Would you transcribe all of the data exactly, down to the last character?

=== GIVEN RECORDS ===

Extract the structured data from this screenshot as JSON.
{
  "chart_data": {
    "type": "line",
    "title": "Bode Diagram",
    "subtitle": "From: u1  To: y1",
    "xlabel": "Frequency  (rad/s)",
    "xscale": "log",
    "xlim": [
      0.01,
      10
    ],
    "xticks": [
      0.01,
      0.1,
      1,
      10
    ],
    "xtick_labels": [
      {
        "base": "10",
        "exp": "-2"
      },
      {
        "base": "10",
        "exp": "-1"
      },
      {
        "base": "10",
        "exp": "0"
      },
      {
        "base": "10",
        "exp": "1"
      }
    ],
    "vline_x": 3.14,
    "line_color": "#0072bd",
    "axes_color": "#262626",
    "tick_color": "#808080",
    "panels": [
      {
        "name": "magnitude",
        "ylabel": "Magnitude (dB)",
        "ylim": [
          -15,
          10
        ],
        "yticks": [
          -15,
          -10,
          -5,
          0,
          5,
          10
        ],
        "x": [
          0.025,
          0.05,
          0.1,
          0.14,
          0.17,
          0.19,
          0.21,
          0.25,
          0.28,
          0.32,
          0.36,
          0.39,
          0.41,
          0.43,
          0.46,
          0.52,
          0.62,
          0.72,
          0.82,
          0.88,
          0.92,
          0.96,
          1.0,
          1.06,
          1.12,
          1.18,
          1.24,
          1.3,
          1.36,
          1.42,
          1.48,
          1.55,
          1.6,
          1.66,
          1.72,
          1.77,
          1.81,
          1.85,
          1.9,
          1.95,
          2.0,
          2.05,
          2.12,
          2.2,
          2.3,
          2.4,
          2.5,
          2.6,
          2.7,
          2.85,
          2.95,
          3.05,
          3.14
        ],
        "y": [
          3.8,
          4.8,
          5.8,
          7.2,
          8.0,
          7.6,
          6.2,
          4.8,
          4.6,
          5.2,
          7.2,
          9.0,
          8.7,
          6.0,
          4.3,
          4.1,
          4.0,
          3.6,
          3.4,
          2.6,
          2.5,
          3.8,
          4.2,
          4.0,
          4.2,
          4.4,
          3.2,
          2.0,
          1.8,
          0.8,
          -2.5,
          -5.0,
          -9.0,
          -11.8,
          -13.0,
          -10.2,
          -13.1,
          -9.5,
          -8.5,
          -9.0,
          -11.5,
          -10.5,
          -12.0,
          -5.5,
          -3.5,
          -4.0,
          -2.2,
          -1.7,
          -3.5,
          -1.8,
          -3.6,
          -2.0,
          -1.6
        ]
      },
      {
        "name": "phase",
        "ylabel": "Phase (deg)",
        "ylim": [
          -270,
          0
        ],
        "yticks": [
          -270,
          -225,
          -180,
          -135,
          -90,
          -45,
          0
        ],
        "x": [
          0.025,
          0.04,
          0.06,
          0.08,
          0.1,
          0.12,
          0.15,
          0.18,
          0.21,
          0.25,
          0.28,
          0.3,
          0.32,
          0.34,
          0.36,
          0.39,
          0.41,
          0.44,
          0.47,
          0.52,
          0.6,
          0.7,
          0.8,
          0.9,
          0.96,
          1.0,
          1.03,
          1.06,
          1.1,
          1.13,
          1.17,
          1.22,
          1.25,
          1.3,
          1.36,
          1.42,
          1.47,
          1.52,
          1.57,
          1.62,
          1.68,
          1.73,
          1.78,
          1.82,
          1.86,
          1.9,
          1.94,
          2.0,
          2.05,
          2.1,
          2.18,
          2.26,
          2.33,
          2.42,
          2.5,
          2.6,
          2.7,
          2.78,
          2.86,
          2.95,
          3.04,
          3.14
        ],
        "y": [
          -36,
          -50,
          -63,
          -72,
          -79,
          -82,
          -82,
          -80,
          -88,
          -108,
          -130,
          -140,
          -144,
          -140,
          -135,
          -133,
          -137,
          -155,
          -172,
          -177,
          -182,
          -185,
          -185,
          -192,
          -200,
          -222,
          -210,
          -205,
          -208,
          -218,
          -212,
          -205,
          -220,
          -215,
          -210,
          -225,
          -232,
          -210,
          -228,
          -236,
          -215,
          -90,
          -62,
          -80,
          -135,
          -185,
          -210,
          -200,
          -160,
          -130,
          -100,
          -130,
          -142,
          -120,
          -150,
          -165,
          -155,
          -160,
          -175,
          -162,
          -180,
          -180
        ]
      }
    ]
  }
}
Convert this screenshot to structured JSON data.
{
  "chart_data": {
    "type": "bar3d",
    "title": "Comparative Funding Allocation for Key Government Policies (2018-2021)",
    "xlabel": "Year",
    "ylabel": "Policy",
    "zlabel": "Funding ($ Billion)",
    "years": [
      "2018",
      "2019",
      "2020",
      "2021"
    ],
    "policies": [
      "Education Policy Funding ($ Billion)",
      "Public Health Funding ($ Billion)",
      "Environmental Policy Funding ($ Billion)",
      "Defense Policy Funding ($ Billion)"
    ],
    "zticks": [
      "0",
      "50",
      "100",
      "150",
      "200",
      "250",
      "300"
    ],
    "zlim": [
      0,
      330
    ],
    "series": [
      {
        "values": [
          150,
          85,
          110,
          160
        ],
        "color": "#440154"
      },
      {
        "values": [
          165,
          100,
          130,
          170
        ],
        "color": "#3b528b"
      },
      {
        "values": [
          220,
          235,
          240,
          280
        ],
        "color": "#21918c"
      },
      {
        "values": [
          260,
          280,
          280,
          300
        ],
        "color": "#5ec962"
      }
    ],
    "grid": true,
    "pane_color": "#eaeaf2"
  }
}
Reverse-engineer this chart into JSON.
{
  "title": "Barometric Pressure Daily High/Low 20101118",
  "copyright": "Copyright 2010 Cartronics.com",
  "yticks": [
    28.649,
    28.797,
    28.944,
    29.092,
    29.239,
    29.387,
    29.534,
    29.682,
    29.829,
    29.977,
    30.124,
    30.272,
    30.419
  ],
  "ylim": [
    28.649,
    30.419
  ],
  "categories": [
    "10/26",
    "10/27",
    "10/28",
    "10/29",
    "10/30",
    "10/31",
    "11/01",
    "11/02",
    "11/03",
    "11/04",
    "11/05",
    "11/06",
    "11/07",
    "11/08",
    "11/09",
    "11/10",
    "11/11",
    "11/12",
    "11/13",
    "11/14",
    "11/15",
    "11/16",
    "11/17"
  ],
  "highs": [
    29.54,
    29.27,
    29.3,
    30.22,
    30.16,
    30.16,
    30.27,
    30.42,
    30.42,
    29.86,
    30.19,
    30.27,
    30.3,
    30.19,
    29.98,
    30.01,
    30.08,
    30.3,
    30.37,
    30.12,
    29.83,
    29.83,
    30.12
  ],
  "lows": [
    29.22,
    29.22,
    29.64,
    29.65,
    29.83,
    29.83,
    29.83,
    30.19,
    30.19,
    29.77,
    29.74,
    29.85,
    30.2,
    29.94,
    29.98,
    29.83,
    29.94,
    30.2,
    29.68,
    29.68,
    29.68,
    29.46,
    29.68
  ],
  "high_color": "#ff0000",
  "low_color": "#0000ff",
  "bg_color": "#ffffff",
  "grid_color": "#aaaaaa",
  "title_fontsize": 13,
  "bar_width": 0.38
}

===

ANSWER BELOW ▸
Extract the structured data from this screenshot as JSON.
{
  "chart_data": {
    "type": "line",
    "title": "Bode Diagram",
    "subtitle": "From: u1  To: y1",
    "xlabel": "Frequency  (rad/s)",
    "xscale": "log",
    "xlim": [
      0.01,
      10
    ],
    "xticks": [
      0.01,
      0.1,
      1,
      10
    ],
    "xtick_labels": [
      {
        "base": "10",
        "exp": "-2"
      },
      {
        "base": "10",
        "exp": "-1"
      },
      {
        "base": "10",
        "exp": "0"
      },
      {
        "base": "10",
        "exp": "1"
      }
    ],
    "vline_x": 3.14,
    "line_color": "#0072bd",
    "axes_color": "#262626",
    "tick_color": "#808080",
    "panels": [
      {
        "name": "magnitude",
        "ylabel": "Magnitude (dB)",
        "ylim": [
          -15,
          10
        ],
        "yticks": [
          -15,
          -10,
          -5,
          0,
          5,
          10
        ],
        "x": [
          0.025,
          0.05,
          0.1,
          0.14,
          0.17,
          0.19,
          0.21,
          0.25,
          0.28,
          0.32,
          0.36,
          0.39,
          0.41,
          0.43,
          0.46,
          0.52,
          0.62,
          0.72,
          0.82,
          0.88,
          0.92,
          0.96,
          1.0,
          1.06,
          1.12,
          1.18,
          1.24,
          1.3,
          1.36,
          1.42,
          1.48,
          1.55,
          1.6,
          1.66,
          1.72,
          1.77,
          1.81,
          1.85,
          1.9,
          1.95,
          2.0,
          2.05,
          2.12,
          2.2,
          2.3,
          2.4,
          2.5,
          2.6,
          2.7,
          2.85,
          2.95,
          3.05,
          3.14
        ],
        "y": [
          3.8,
          4.8,
          5.8,
          7.2,
          8.0,
          7.6,
          6.2,
          4.8,
          4.6,
          5.2,
          7.2,
          9.0,
          8.7,
          6.0,
          4.3,
          4.1,
          4.0,
          3.6,
          3.4,
          2.6,
          2.5,
          3.8,
          4.2,
          4.0,
          4.2,
          4.4,
          3.2,
          2.0,
          1.8,
          0.8,
          -2.5,
          -5.0,
          -9.0,
          -11.8,
          -13.0,
          -10.2,
          -13.1,
          -9.5,
          -8.5,
          -9.0,
          -11.5,
          -10.5,
          -12.0,
          -5.5,
          -3.5,
          -4.0,
          -2.2,
          -1.7,
          -3.5,
          -1.8,
          -3.6,
          -2.0,
          -1.6
        ]
      },
      {
        "name": "phase",
        "ylabel": "Phase (deg)",
        "ylim": [
          -270,
          0
        ],
        "yticks": [
          -270,
          -225,
          -180,
          -135,
          -90,
          -45,
          0
        ],
        "x": [
          0.025,
          0.04,
          0.06,
          0.08,
          0.1,
          0.12,
          0.15,
          0.18,
          0.21,
          0.25,
          0.28,
          0.3,
          0.32,
          0.34,
          0.36,
          0.39,
          0.41,
          0.44,
          0.47,
          0.52,
          0.6,
          0.7,
          0.8,
          0.9,
          0.96,
          1.0,
          1.03,
          1.06,
          1.1,
          1.13,
          1.17,
          1.22,
          1.25,
          1.3,
          1.36,
          1.42,
          1.47,
          1.52,
          1.57,
          1.62,
          1.68,
          1.73,
          1.78,
          1.82,
          1.86,
          1.9,
          1.94,
          2.0,
          2.05,
          2.1,
          2.18,
          2.26,
          2.33,
          2.42,
          2.5,
          2.6,
          2.7,
          2.78,
          2.86,
          2.95,
          3.04,
          3.14
        ],
        "y": [
          -36,
          -50,
          -63,
          -72,
          -79,
          -82,
          -82,
          -80,
          -88,
          -108,
          -130,
          -140,
          -144,
          -140,
          -135,
          -133,
          -137,
          -155,
          -172,
          -177,
          -182,
          -185,
          -185,
          -192,
          -200,
          -222,
          -210,
          -205,
          -208,
          -218,
          -212,
          -205,
          -220,
          -215,
          -210,
          -225,
          -232,
          -210,
          -228,
          -236,
          -215,
          -90,
          -62,
          -80,
          -135,
          -185,
          -210,
          -200,
          -160,
          -130,
          -100,
          -130,
          -142,
          -120,
          -150,
          -165,
          -155,
          -160,
          -175,
          -162,
          -180,
          -180
        ]
      }
    ]
  }
}
Convert this screenshot to structured JSON data.
{
  "chart_data": {
    "type": "bar3d",
    "title": "Comparative Funding Allocation for Key Government Policies (2018-2021)",
    "xlabel": "Year",
    "ylabel": "Policy",
    "zlabel": "Funding ($ Billion)",
    "years": [
      "2018",
      "2019",
      "2020",
      "2021"
    ],
    "policies": [
      "Education Policy Funding ($ Billion)",
      "Public Health Funding ($ Billion)",
      "Environmental Policy Funding ($ Billion)",
      "Defense Policy Funding ($ Billion)"
    ],
    "zticks": [
      "0",
      "50",
      "100",
      "150",
      "200",
      "250",
      "300"
    ],
    "zlim": [
      0,
      330
    ],
    "series": [
      {
        "values": [
          150,
          85,
          110,
          160
        ],
        "color": "#440154"
      },
      {
        "values": [
          165,
          100,
          130,
          170
        ],
        "color": "#3b528b"
      },
      {
        "values": [
          220,
          235,
          240,
          280
        ],
        "color": "#21918c"
      },
      {
        "values": [
          260,
          280,
          280,
          300
        ],
        "color": "#5ec962"
      }
    ],
    "grid": true,
    "pane_color": "#eaeaf2"
  }
}
Reverse-engineer this chart into JSON.
{
  "title": "Barometric Pressure Daily High/Low 20101118",
  "copyright": "Copyright 2010 Cartronics.com",
  "yticks": [
    28.649,
    28.797,
    28.944,
    29.092,
    29.239,
    29.387,
    29.534,
    29.682,
    29.829,
    29.977,
    30.124,
    30.272,
    30.419
  ],
  "ylim": [
    28.649,
    30.419
  ],
  "categories": [
    "10/26",
    "10/27",
    "10/28",
    "10/29",
    "10/30",
    "10/31",
    "11/01",
    "11/02",
    "11/03",
    "11/04",
    "11/05",
    "11/06",
    "11/07",
    "11/08",
    "11/09",
    "11/10",
    "11/11",
    "11/12",
    "11/13",
    "11/14",
    "11/15",
    "11/16",
    "11/17"
  ],
  "highs": [
    29.54,
    29.27,
    29.3,
    30.22,
    30.16,
    30.16,
    30.27,
    30.42,
    30.42,
    29.86,
    30.19,
    30.27,
    30.3,
    30.19,
    29.98,
    30.01,
    30.08,
    30.3,
    30.37,
    30.12,
    29.83,
    29.83,
    30.12
  ],
  "lows": [
    29.22,
    29.22,
    29.64,
    29.65,
    29.83,
    29.83,
    29.83,
    30.19,
    30.19,
    29.77,
    29.74,
    29.85,
    30.2,
    29.94,
    29.98,
    29.83,
    29.94,
    30.2,
    29.68,
    29.68,
    29.68,
    29.46,
    29.68
  ],
  "high_color": "#ff0000",
  "low_color": "#0000ff",
  "bg_color": "#ffffff",
  "grid_color": "#aaaaaa",
  "title_fontsize": 13,
  "bar_width": 0.38
}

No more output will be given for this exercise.